» **Task objective**
Write out each line of the listing as it stands, without the images.

» **Data shown**
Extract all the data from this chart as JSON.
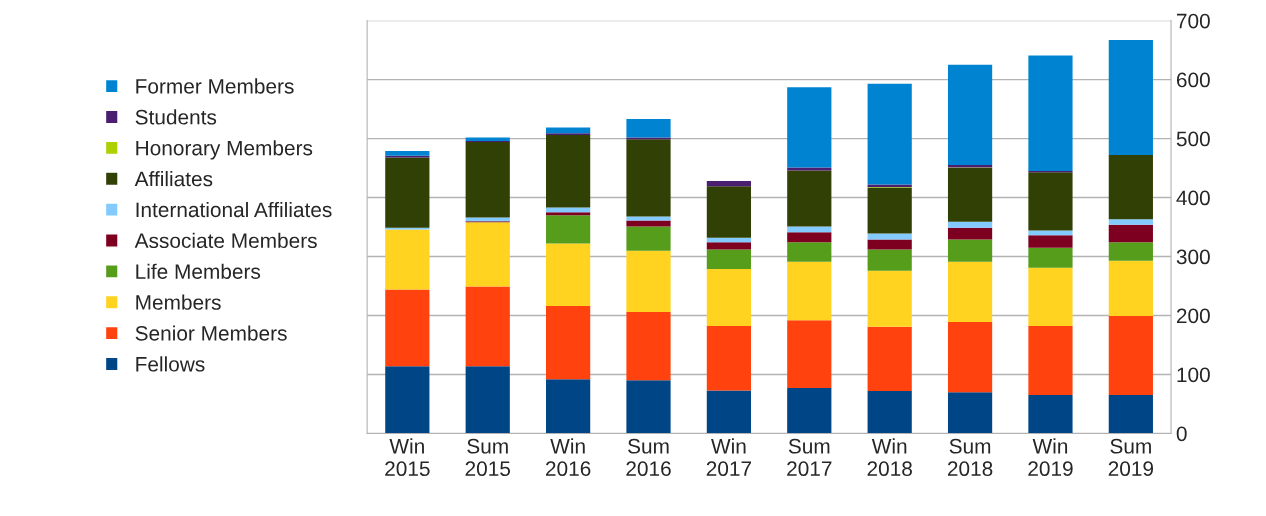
{
  "chart_data": {
    "type": "bar",
    "stacked": true,
    "categories": [
      "Win\n2015",
      "Sum\n2015",
      "Win\n2016",
      "Sum\n2016",
      "Win\n2017",
      "Sum\n2017",
      "Win\n2018",
      "Sum\n2018",
      "Win\n2019",
      "Sum\n2019"
    ],
    "series": [
      {
        "name": "Fellows",
        "color": "#004586",
        "values": [
          114,
          114,
          92,
          90,
          73,
          77,
          72,
          70,
          65,
          65
        ]
      },
      {
        "name": "Senior Members",
        "color": "#ff420e",
        "values": [
          130,
          135,
          124,
          116,
          109,
          115,
          109,
          119,
          117,
          134
        ]
      },
      {
        "name": "Members",
        "color": "#ffd320",
        "values": [
          102,
          109,
          106,
          104,
          97,
          99,
          95,
          102,
          99,
          94
        ]
      },
      {
        "name": "Life Members",
        "color": "#579d1c",
        "values": [
          0,
          0,
          48,
          41,
          33,
          33,
          36,
          38,
          34,
          31
        ]
      },
      {
        "name": "Associate Members",
        "color": "#7e0021",
        "values": [
          0,
          2,
          5,
          10,
          12,
          17,
          17,
          20,
          21,
          30
        ]
      },
      {
        "name": "International Affiliates",
        "color": "#83caff",
        "values": [
          3,
          6,
          8,
          7,
          8,
          10,
          10,
          10,
          8,
          9
        ]
      },
      {
        "name": "Affiliates",
        "color": "#314004",
        "values": [
          119,
          128,
          123,
          131,
          87,
          95,
          78,
          91,
          99,
          109
        ]
      },
      {
        "name": "Honorary Members",
        "color": "#aecf00",
        "values": [
          0,
          0,
          0,
          0,
          0,
          null,
          1,
          1,
          null,
          null
        ]
      },
      {
        "name": "Students",
        "color": "#4b1f6f",
        "values": [
          3,
          2,
          3,
          3,
          9,
          5,
          4,
          4,
          2,
          0
        ]
      },
      {
        "name": "Former Members",
        "color": "#0084d1",
        "values": [
          8,
          6,
          10,
          31,
          0,
          136,
          171,
          170,
          196,
          195
        ]
      }
    ],
    "ylim": [
      0,
      700
    ],
    "yticks": [
      0,
      100,
      200,
      300,
      400,
      500,
      600,
      700
    ],
    "grid": "y",
    "legend": "left"
  }
}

» **Result of this task**
Extract all the data from this chart as JSON.
{
  "chart_data": {
    "type": "bar",
    "stacked": true,
    "categories": [
      "Win\n2015",
      "Sum\n2015",
      "Win\n2016",
      "Sum\n2016",
      "Win\n2017",
      "Sum\n2017",
      "Win\n2018",
      "Sum\n2018",
      "Win\n2019",
      "Sum\n2019"
    ],
    "series": [
      {
        "name": "Fellows",
        "color": "#004586",
        "values": [
          114,
          114,
          92,
          90,
          73,
          77,
          72,
          70,
          65,
          65
        ]
      },
      {
        "name": "Senior Members",
        "color": "#ff420e",
        "values": [
          130,
          135,
          124,
          116,
          109,
          115,
          109,
          119,
          117,
          134
        ]
      },
      {
        "name": "Members",
        "color": "#ffd320",
        "values": [
          102,
          109,
          106,
          104,
          97,
          99,
          95,
          102,
          99,
          94
        ]
      },
      {
        "name": "Life Members",
        "color": "#579d1c",
        "values": [
          0,
          0,
          48,
          41,
          33,
          33,
          36,
          38,
          34,
          31
        ]
      },
      {
        "name": "Associate Members",
        "color": "#7e0021",
        "values": [
          0,
          2,
          5,
          10,
          12,
          17,
          17,
          20,
          21,
          30
        ]
      },
      {
        "name": "International Affiliates",
        "color": "#83caff",
        "values": [
          3,
          6,
          8,
          7,
          8,
          10,
          10,
          10,
          8,
          9
        ]
      },
      {
        "name": "Affiliates",
        "color": "#314004",
        "values": [
          119,
          128,
          123,
          131,
          87,
          95,
          78,
          91,
          99,
          109
        ]
      },
      {
        "name": "Honorary Members",
        "color": "#aecf00",
        "values": [
          0,
          0,
          0,
          0,
          0,
          null,
          1,
          1,
          null,
          null
        ]
      },
      {
        "name": "Students",
        "color": "#4b1f6f",
        "values": [
          3,
          2,
          3,
          3,
          9,
          5,
          4,
          4,
          2,
          0
        ]
      },
      {
        "name": "Former Members",
        "color": "#0084d1",
        "values": [
          8,
          6,
          10,
          31,
          0,
          136,
          171,
          170,
          196,
          195
        ]
      }
    ],
    "ylim": [
      0,
      700
    ],
    "yticks": [
      0,
      100,
      200,
      300,
      400,
      500,
      600,
      700
    ],
    "grid": "y",
    "legend": "left"
  }
}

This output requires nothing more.